▶ _Problem to solve_
Write the records out again exactly, leaving no images in.

▶ _Extracted information_
+-------+

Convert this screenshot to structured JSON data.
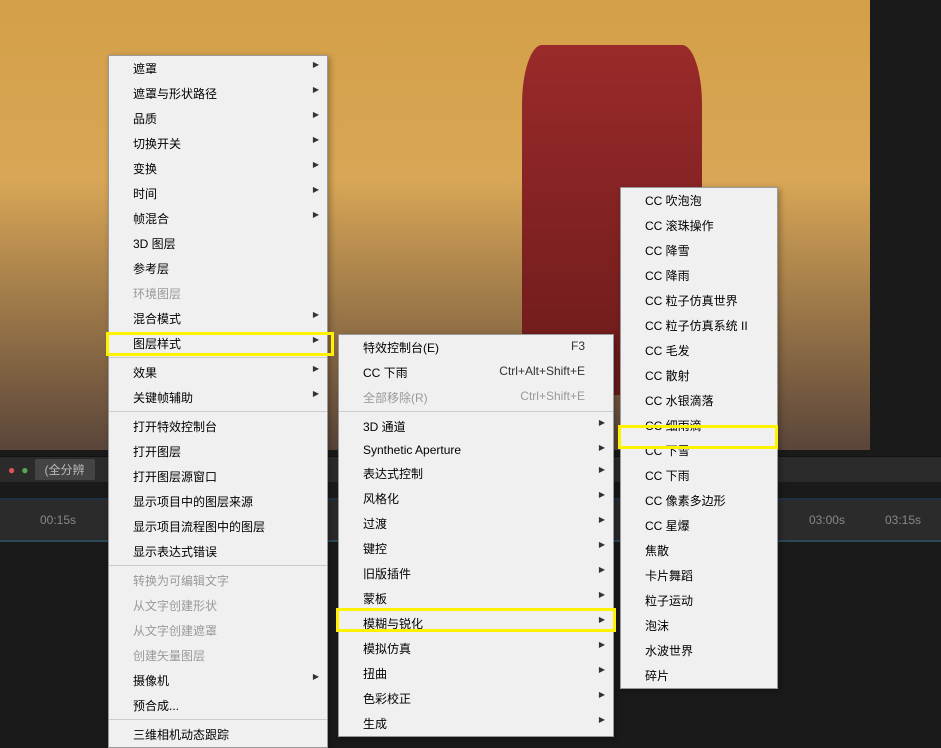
{
  "toolbar": {
    "zoom_label": "(全分辨"
  },
  "timeline": {
    "t1": "00:15s",
    "t2": "03:00s",
    "t3": "03:15s"
  },
  "menu1": [
    {
      "label": "遮罩",
      "sub": true,
      "sep": false
    },
    {
      "label": "遮罩与形状路径",
      "sub": true,
      "sep": false
    },
    {
      "label": "品质",
      "sub": true,
      "sep": false
    },
    {
      "label": "切换开关",
      "sub": true,
      "sep": false
    },
    {
      "label": "变换",
      "sub": true,
      "sep": false
    },
    {
      "label": "时间",
      "sub": true,
      "sep": false
    },
    {
      "label": "帧混合",
      "sub": true,
      "sep": false
    },
    {
      "label": "3D 图层",
      "sub": false,
      "sep": false
    },
    {
      "label": "参考层",
      "sub": false,
      "sep": false
    },
    {
      "label": "环境图层",
      "sub": false,
      "disabled": true,
      "sep": false
    },
    {
      "label": "混合模式",
      "sub": true,
      "sep": false
    },
    {
      "label": "图层样式",
      "sub": true,
      "sep": true
    },
    {
      "label": "效果",
      "sub": true,
      "sep": false
    },
    {
      "label": "关键帧辅助",
      "sub": true,
      "sep": true
    },
    {
      "label": "打开特效控制台",
      "sub": false,
      "sep": false
    },
    {
      "label": "打开图层",
      "sub": false,
      "sep": false
    },
    {
      "label": "打开图层源窗口",
      "sub": false,
      "sep": false
    },
    {
      "label": "显示项目中的图层来源",
      "sub": false,
      "sep": false
    },
    {
      "label": "显示项目流程图中的图层",
      "sub": false,
      "sep": false
    },
    {
      "label": "显示表达式错误",
      "sub": false,
      "sep": true
    },
    {
      "label": "转换为可编辑文字",
      "sub": false,
      "disabled": true,
      "sep": false
    },
    {
      "label": "从文字创建形状",
      "sub": false,
      "disabled": true,
      "sep": false
    },
    {
      "label": "从文字创建遮罩",
      "sub": false,
      "disabled": true,
      "sep": false
    },
    {
      "label": "创建矢量图层",
      "sub": false,
      "disabled": true,
      "sep": false
    },
    {
      "label": "摄像机",
      "sub": true,
      "sep": false
    },
    {
      "label": "预合成...",
      "sub": false,
      "sep": true
    },
    {
      "label": "三维相机动态跟踪",
      "sub": false,
      "sep": false
    }
  ],
  "menu2": [
    {
      "label": "特效控制台(E)",
      "shortcut": "F3",
      "sep": false
    },
    {
      "label": "CC 下雨",
      "shortcut": "Ctrl+Alt+Shift+E",
      "sep": false
    },
    {
      "label": "全部移除(R)",
      "shortcut": "Ctrl+Shift+E",
      "disabled": true,
      "sep": true
    },
    {
      "label": "3D 通道",
      "sub": true,
      "sep": false
    },
    {
      "label": "Synthetic Aperture",
      "sub": true,
      "sep": false
    },
    {
      "label": "表达式控制",
      "sub": true,
      "sep": false
    },
    {
      "label": "风格化",
      "sub": true,
      "sep": false
    },
    {
      "label": "过渡",
      "sub": true,
      "sep": false
    },
    {
      "label": "键控",
      "sub": true,
      "sep": false
    },
    {
      "label": "旧版插件",
      "sub": true,
      "sep": false
    },
    {
      "label": "蒙板",
      "sub": true,
      "sep": false
    },
    {
      "label": "模糊与锐化",
      "sub": true,
      "sep": false
    },
    {
      "label": "模拟仿真",
      "sub": true,
      "sep": false
    },
    {
      "label": "扭曲",
      "sub": true,
      "sep": false
    },
    {
      "label": "色彩校正",
      "sub": true,
      "sep": false
    },
    {
      "label": "生成",
      "sub": true,
      "sep": false
    }
  ],
  "menu3": [
    {
      "label": "CC 吹泡泡"
    },
    {
      "label": "CC 滚珠操作"
    },
    {
      "label": "CC 降雪"
    },
    {
      "label": "CC 降雨"
    },
    {
      "label": "CC 粒子仿真世界"
    },
    {
      "label": "CC 粒子仿真系统 II"
    },
    {
      "label": "CC 毛发"
    },
    {
      "label": "CC 散射"
    },
    {
      "label": "CC 水银滴落"
    },
    {
      "label": "CC 细雨滴"
    },
    {
      "label": "CC 下雪"
    },
    {
      "label": "CC 下雨"
    },
    {
      "label": "CC 像素多边形"
    },
    {
      "label": "CC 星爆"
    },
    {
      "label": "焦散"
    },
    {
      "label": "卡片舞蹈"
    },
    {
      "label": "粒子运动"
    },
    {
      "label": "泡沫"
    },
    {
      "label": "水波世界"
    },
    {
      "label": "碎片"
    }
  ]
}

+-------+

▶ _Expected answer_
Convert this screenshot to structured JSON data.
{
  "toolbar": {
    "zoom_label": "(全分辨"
  },
  "timeline": {
    "t1": "00:15s",
    "t2": "03:00s",
    "t3": "03:15s"
  },
  "menu1": [
    {
      "label": "遮罩",
      "sub": true,
      "sep": false
    },
    {
      "label": "遮罩与形状路径",
      "sub": true,
      "sep": false
    },
    {
      "label": "品质",
      "sub": true,
      "sep": false
    },
    {
      "label": "切换开关",
      "sub": true,
      "sep": false
    },
    {
      "label": "变换",
      "sub": true,
      "sep": false
    },
    {
      "label": "时间",
      "sub": true,
      "sep": false
    },
    {
      "label": "帧混合",
      "sub": true,
      "sep": false
    },
    {
      "label": "3D 图层",
      "sub": false,
      "sep": false
    },
    {
      "label": "参考层",
      "sub": false,
      "sep": false
    },
    {
      "label": "环境图层",
      "sub": false,
      "disabled": true,
      "sep": false
    },
    {
      "label": "混合模式",
      "sub": true,
      "sep": false
    },
    {
      "label": "图层样式",
      "sub": true,
      "sep": true
    },
    {
      "label": "效果",
      "sub": true,
      "sep": false
    },
    {
      "label": "关键帧辅助",
      "sub": true,
      "sep": true
    },
    {
      "label": "打开特效控制台",
      "sub": false,
      "sep": false
    },
    {
      "label": "打开图层",
      "sub": false,
      "sep": false
    },
    {
      "label": "打开图层源窗口",
      "sub": false,
      "sep": false
    },
    {
      "label": "显示项目中的图层来源",
      "sub": false,
      "sep": false
    },
    {
      "label": "显示项目流程图中的图层",
      "sub": false,
      "sep": false
    },
    {
      "label": "显示表达式错误",
      "sub": false,
      "sep": true
    },
    {
      "label": "转换为可编辑文字",
      "sub": false,
      "disabled": true,
      "sep": false
    },
    {
      "label": "从文字创建形状",
      "sub": false,
      "disabled": true,
      "sep": false
    },
    {
      "label": "从文字创建遮罩",
      "sub": false,
      "disabled": true,
      "sep": false
    },
    {
      "label": "创建矢量图层",
      "sub": false,
      "disabled": true,
      "sep": false
    },
    {
      "label": "摄像机",
      "sub": true,
      "sep": false
    },
    {
      "label": "预合成...",
      "sub": false,
      "sep": true
    },
    {
      "label": "三维相机动态跟踪",
      "sub": false,
      "sep": false
    }
  ],
  "menu2": [
    {
      "label": "特效控制台(E)",
      "shortcut": "F3",
      "sep": false
    },
    {
      "label": "CC 下雨",
      "shortcut": "Ctrl+Alt+Shift+E",
      "sep": false
    },
    {
      "label": "全部移除(R)",
      "shortcut": "Ctrl+Shift+E",
      "disabled": true,
      "sep": true
    },
    {
      "label": "3D 通道",
      "sub": true,
      "sep": false
    },
    {
      "label": "Synthetic Aperture",
      "sub": true,
      "sep": false
    },
    {
      "label": "表达式控制",
      "sub": true,
      "sep": false
    },
    {
      "label": "风格化",
      "sub": true,
      "sep": false
    },
    {
      "label": "过渡",
      "sub": true,
      "sep": false
    },
    {
      "label": "键控",
      "sub": true,
      "sep": false
    },
    {
      "label": "旧版插件",
      "sub": true,
      "sep": false
    },
    {
      "label": "蒙板",
      "sub": true,
      "sep": false
    },
    {
      "label": "模糊与锐化",
      "sub": true,
      "sep": false
    },
    {
      "label": "模拟仿真",
      "sub": true,
      "sep": false
    },
    {
      "label": "扭曲",
      "sub": true,
      "sep": false
    },
    {
      "label": "色彩校正",
      "sub": true,
      "sep": false
    },
    {
      "label": "生成",
      "sub": true,
      "sep": false
    }
  ],
  "menu3": [
    {
      "label": "CC 吹泡泡"
    },
    {
      "label": "CC 滚珠操作"
    },
    {
      "label": "CC 降雪"
    },
    {
      "label": "CC 降雨"
    },
    {
      "label": "CC 粒子仿真世界"
    },
    {
      "label": "CC 粒子仿真系统 II"
    },
    {
      "label": "CC 毛发"
    },
    {
      "label": "CC 散射"
    },
    {
      "label": "CC 水银滴落"
    },
    {
      "label": "CC 细雨滴"
    },
    {
      "label": "CC 下雪"
    },
    {
      "label": "CC 下雨"
    },
    {
      "label": "CC 像素多边形"
    },
    {
      "label": "CC 星爆"
    },
    {
      "label": "焦散"
    },
    {
      "label": "卡片舞蹈"
    },
    {
      "label": "粒子运动"
    },
    {
      "label": "泡沫"
    },
    {
      "label": "水波世界"
    },
    {
      "label": "碎片"
    }
  ]
}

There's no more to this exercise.